▸ EXERCISE TASK: Make an exact copy of each entry, leaving out every picture.

▸ DATA FOR THIS EXERCISE:
________

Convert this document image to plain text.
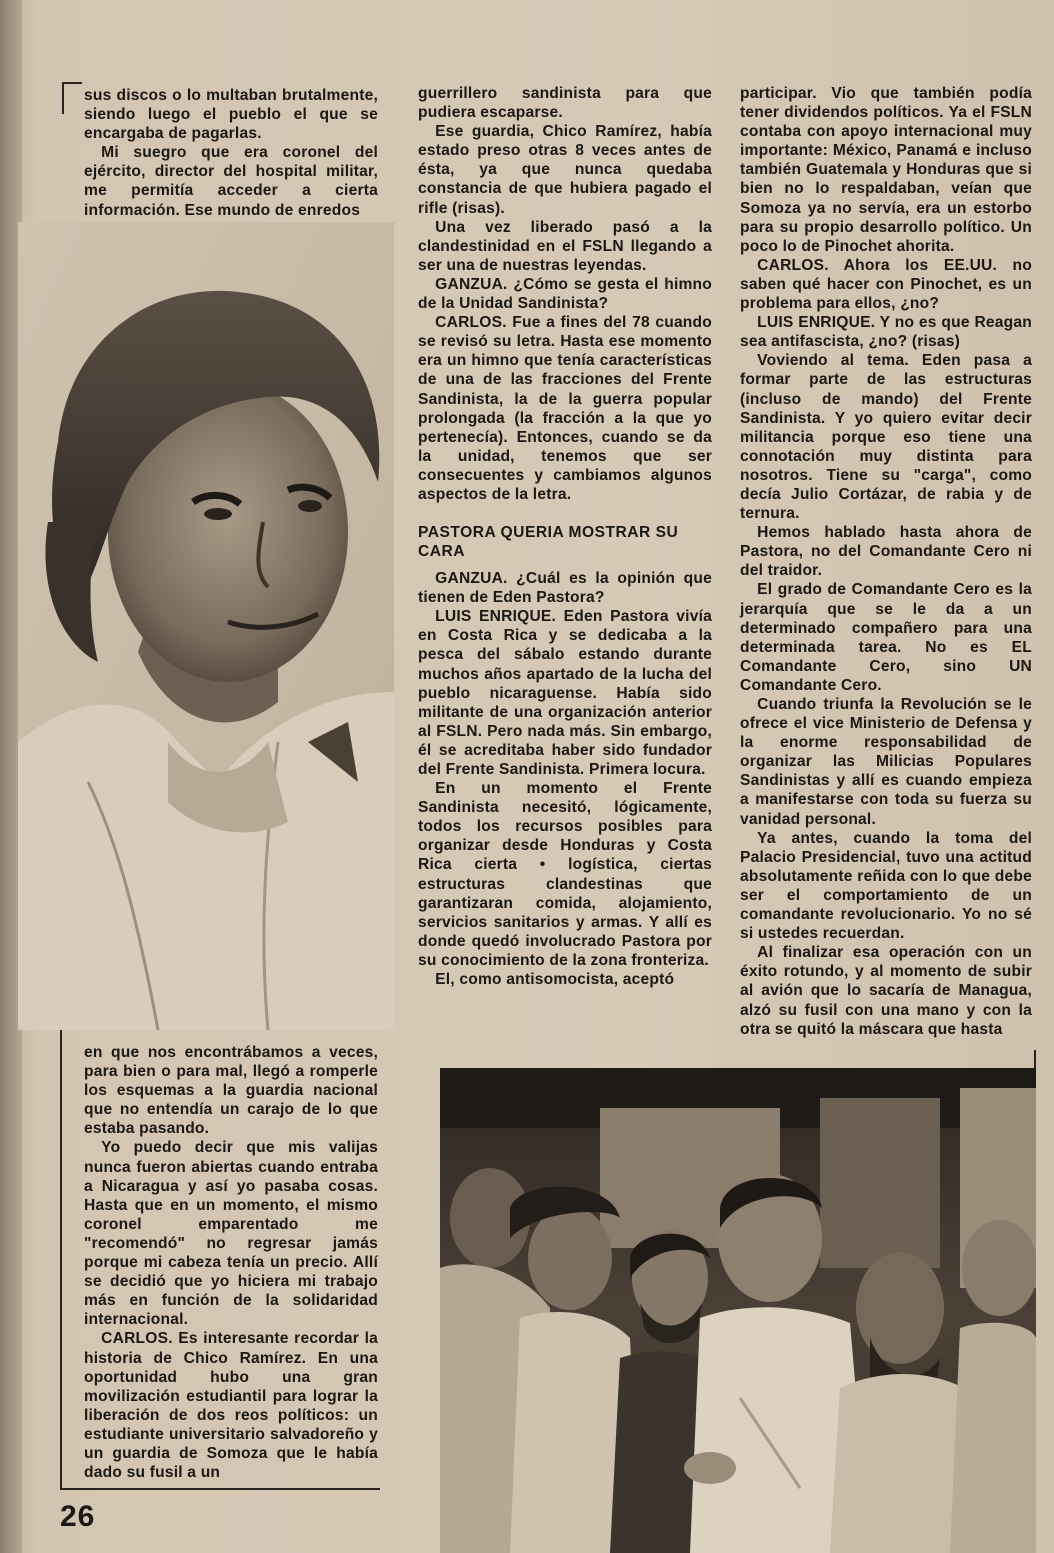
sus discos o lo multaban brutalmente, siendo luego el pueblo el que se encargaba de pagarlas.

Mi suegro que era coronel del ejército, director del hospital militar, me permitía acceder a cierta información. Ese mundo de enredos

en que nos encontrábamos a veces, para bien o para mal, llegó a romperle los esquemas a la guardia nacional que no entendía un carajo de lo que estaba pasando.

Yo puedo decir que mis valijas nunca fueron abiertas cuando entraba a Nicaragua y así yo pasaba cosas. Hasta que en un momento, el mismo coronel emparentado me "recomendó" no regresar jamás porque mi cabeza tenía un precio. Allí se decidió que yo hiciera mi trabajo más en función de la solidaridad internacional.

CARLOS. Es interesante recordar la historia de Chico Ramírez. En una oportunidad hubo una gran movilización estudiantil para lograr la liberación de dos reos políticos: un estudiante universitario salvadoreño y un guardia de Somoza que le había dado su fusil a un

26

guerrillero sandinista para que pudiera escaparse.

Ese guardia, Chico Ramírez, había estado preso otras 8 veces antes de ésta, ya que nunca quedaba constancia de que hubiera pagado el rifle (risas).

Una vez liberado pasó a la clandestinidad en el FSLN llegando a ser una de nuestras leyendas.

GANZUA. ¿Cómo se gesta el himno de la Unidad Sandinista?

CARLOS. Fue a fines del 78 cuando se revisó su letra. Hasta ese momento era un himno que tenía características de una de las fracciones del Frente Sandinista, la de la guerra popular prolongada (la fracción a la que yo pertenecía). Entonces, cuando se da la unidad, tenemos que ser consecuentes y cambiamos algunos aspectos de la letra.

PASTORA QUERIA MOSTRAR SU CARA

GANZUA. ¿Cuál es la opinión que tienen de Eden Pastora?

LUIS ENRIQUE. Eden Pastora vivía en Costa Rica y se dedicaba a la pesca del sábalo estando durante muchos años apartado de la lucha del pueblo nicaraguense. Había sido militante de una organización anterior al FSLN. Pero nada más. Sin embargo, él se acreditaba haber sido fundador del Frente Sandinista. Primera locura.

En un momento el Frente Sandinista necesitó, lógicamente, todos los recursos posibles para organizar desde Honduras y Costa Rica cierta • logística, ciertas estructuras clandestinas que garantizaran comida, alojamiento, servicios sanitarios y armas. Y allí es donde quedó involucrado Pastora por su conocimiento de la zona fronteriza.

El, como antisomocista, aceptó

participar. Vio que también podía tener dividendos políticos. Ya el FSLN contaba con apoyo internacional muy importante: México, Panamá e incluso también Guatemala y Honduras que si bien no lo respaldaban, veían que Somoza ya no servía, era un estorbo para su propio desarrollo político. Un poco lo de Pinochet ahorita.

CARLOS. Ahora los EE.UU. no saben qué hacer con Pinochet, es un problema para ellos, ¿no?

LUIS ENRIQUE. Y no es que Reagan sea antifascista, ¿no? (risas)

Voviendo al tema. Eden pasa a formar parte de las estructuras (incluso de mando) del Frente Sandinista. Y yo quiero evitar decir militancia porque eso tiene una connotación muy distinta para nosotros. Tiene su "carga", como decía Julio Cortázar, de rabia y de ternura.

Hemos hablado hasta ahora de Pastora, no del Comandante Cero ni del traidor.

El grado de Comandante Cero es la jerarquía que se le da a un determinado compañero para una determinada tarea. No es EL Comandante Cero, sino UN Comandante Cero.

Cuando triunfa la Revolución se le ofrece el vice Ministerio de Defensa y la enorme responsabilidad de organizar las Milicias Populares Sandinistas y allí es cuando empieza a manifestarse con toda su fuerza su vanidad personal.

Ya antes, cuando la toma del Palacio Presidencial, tuvo una actitud absolutamente reñida con lo que debe ser el comportamiento de un comandante revolucionario. Yo no sé si ustedes recuerdan.

Al finalizar esa operación con un éxito rotundo, y al momento de subir al avión que lo sacaría de Managua, alzó su fusil con una mano y con la otra se quitó la máscara que hasta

________

▸ WRITTEN REPLY:
Convert this document image to plain text.
sus discos o lo multaban brutalmente, siendo luego el pueblo el que se encargaba de pagarlas.

Mi suegro que era coronel del ejército, director del hospital militar, me permitía acceder a cierta información. Ese mundo de enredos

en que nos encontrábamos a veces, para bien o para mal, llegó a romperle los esquemas a la guardia nacional que no entendía un carajo de lo que estaba pasando.

Yo puedo decir que mis valijas nunca fueron abiertas cuando entraba a Nicaragua y así yo pasaba cosas. Hasta que en un momento, el mismo coronel emparentado me "recomendó" no regresar jamás porque mi cabeza tenía un precio. Allí se decidió que yo hiciera mi trabajo más en función de la solidaridad internacional.

CARLOS. Es interesante recordar la historia de Chico Ramírez. En una oportunidad hubo una gran movilización estudiantil para lograr la liberación de dos reos políticos: un estudiante universitario salvadoreño y un guardia de Somoza que le había dado su fusil a un

26

guerrillero sandinista para que pudiera escaparse.

Ese guardia, Chico Ramírez, había estado preso otras 8 veces antes de ésta, ya que nunca quedaba constancia de que hubiera pagado el rifle (risas).

Una vez liberado pasó a la clandestinidad en el FSLN llegando a ser una de nuestras leyendas.

GANZUA. ¿Cómo se gesta el himno de la Unidad Sandinista?

CARLOS. Fue a fines del 78 cuando se revisó su letra. Hasta ese momento era un himno que tenía características de una de las fracciones del Frente Sandinista, la de la guerra popular prolongada (la fracción a la que yo pertenecía). Entonces, cuando se da la unidad, tenemos que ser consecuentes y cambiamos algunos aspectos de la letra.

PASTORA QUERIA MOSTRAR SU CARA

GANZUA. ¿Cuál es la opinión que tienen de Eden Pastora?

LUIS ENRIQUE. Eden Pastora vivía en Costa Rica y se dedicaba a la pesca del sábalo estando durante muchos años apartado de la lucha del pueblo nicaraguense. Había sido militante de una organización anterior al FSLN. Pero nada más. Sin embargo, él se acreditaba haber sido fundador del Frente Sandinista. Primera locura.

En un momento el Frente Sandinista necesitó, lógicamente, todos los recursos posibles para organizar desde Honduras y Costa Rica cierta • logística, ciertas estructuras clandestinas que garantizaran comida, alojamiento, servicios sanitarios y armas. Y allí es donde quedó involucrado Pastora por su conocimiento de la zona fronteriza.

El, como antisomocista, aceptó

participar. Vio que también podía tener dividendos políticos. Ya el FSLN contaba con apoyo internacional muy importante: México, Panamá e incluso también Guatemala y Honduras que si bien no lo respaldaban, veían que Somoza ya no servía, era un estorbo para su propio desarrollo político. Un poco lo de Pinochet ahorita.

CARLOS. Ahora los EE.UU. no saben qué hacer con Pinochet, es un problema para ellos, ¿no?

LUIS ENRIQUE. Y no es que Reagan sea antifascista, ¿no? (risas)

Voviendo al tema. Eden pasa a formar parte de las estructuras (incluso de mando) del Frente Sandinista. Y yo quiero evitar decir militancia porque eso tiene una connotación muy distinta para nosotros. Tiene su "carga", como decía Julio Cortázar, de rabia y de ternura.

Hemos hablado hasta ahora de Pastora, no del Comandante Cero ni del traidor.

El grado de Comandante Cero es la jerarquía que se le da a un determinado compañero para una determinada tarea. No es EL Comandante Cero, sino UN Comandante Cero.

Cuando triunfa la Revolución se le ofrece el vice Ministerio de Defensa y la enorme responsabilidad de organizar las Milicias Populares Sandinistas y allí es cuando empieza a manifestarse con toda su fuerza su vanidad personal.

Ya antes, cuando la toma del Palacio Presidencial, tuvo una actitud absolutamente reñida con lo que debe ser el comportamiento de un comandante revolucionario. Yo no sé si ustedes recuerdan.

Al finalizar esa operación con un éxito rotundo, y al momento de subir al avión que lo sacaría de Managua, alzó su fusil con una mano y con la otra se quitó la máscara que hasta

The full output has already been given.